Pull every line holding the string "Centennial" from the records below.
=== INPUT ROWS ===
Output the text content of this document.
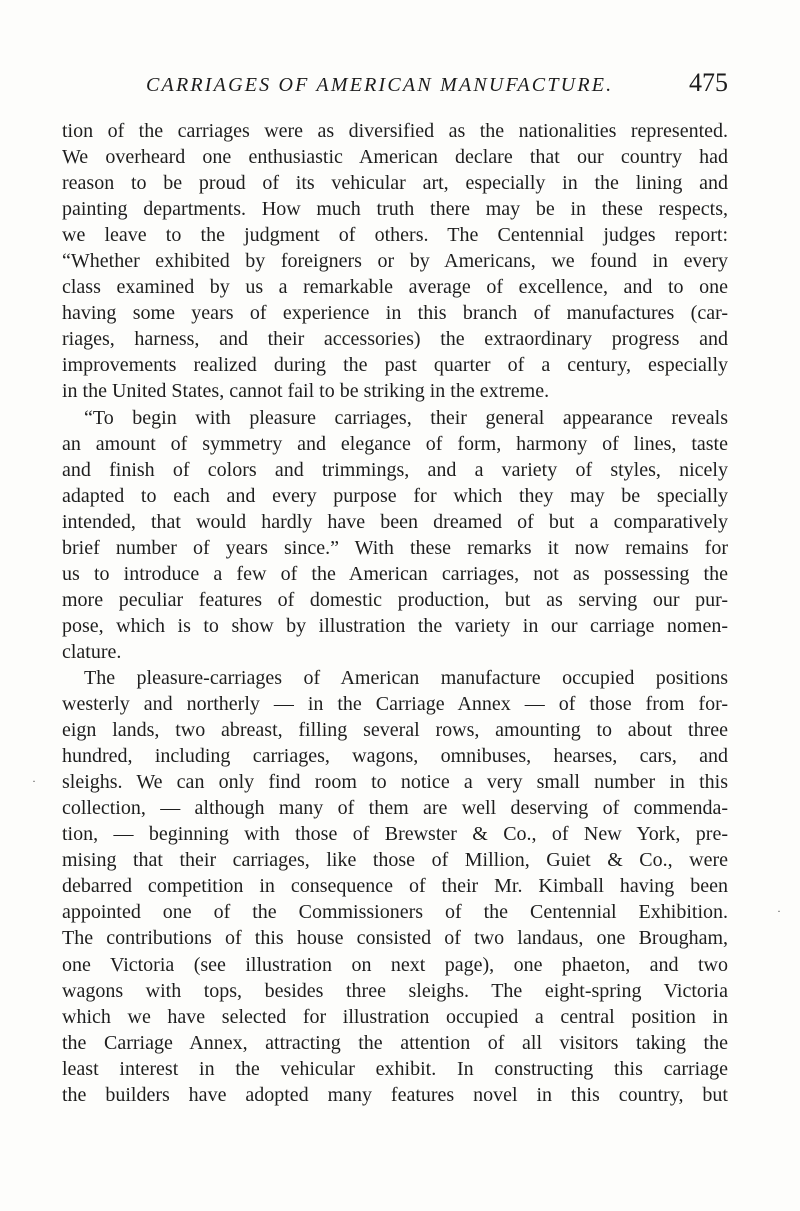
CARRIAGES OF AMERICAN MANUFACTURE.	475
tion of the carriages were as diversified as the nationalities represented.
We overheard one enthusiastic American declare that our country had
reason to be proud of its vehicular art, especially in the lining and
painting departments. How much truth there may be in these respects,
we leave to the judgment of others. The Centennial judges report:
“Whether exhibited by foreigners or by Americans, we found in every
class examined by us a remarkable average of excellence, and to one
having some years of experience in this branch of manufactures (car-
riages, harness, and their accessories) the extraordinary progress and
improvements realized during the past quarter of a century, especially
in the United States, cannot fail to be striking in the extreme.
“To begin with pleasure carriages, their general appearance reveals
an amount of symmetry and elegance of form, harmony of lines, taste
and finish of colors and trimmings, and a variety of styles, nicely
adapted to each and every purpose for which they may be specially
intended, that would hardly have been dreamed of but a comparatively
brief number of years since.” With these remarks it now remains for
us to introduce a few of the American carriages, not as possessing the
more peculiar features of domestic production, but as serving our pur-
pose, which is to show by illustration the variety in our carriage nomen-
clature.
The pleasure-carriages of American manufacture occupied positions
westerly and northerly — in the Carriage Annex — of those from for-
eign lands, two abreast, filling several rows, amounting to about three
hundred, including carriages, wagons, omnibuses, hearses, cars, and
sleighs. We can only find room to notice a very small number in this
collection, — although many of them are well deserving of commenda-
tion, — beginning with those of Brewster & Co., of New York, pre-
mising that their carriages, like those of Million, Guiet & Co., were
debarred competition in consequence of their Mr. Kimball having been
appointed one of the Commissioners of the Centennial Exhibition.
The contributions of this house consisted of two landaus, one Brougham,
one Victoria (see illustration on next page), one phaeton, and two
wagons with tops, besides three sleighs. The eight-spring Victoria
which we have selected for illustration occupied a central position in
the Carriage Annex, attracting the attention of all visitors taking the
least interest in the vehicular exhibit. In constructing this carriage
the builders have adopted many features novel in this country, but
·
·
===
> RESPONSE BELOW:
we leave to the judgment of others. The Centennial judges report:
appointed one of the Commissioners of the Centennial Exhibition.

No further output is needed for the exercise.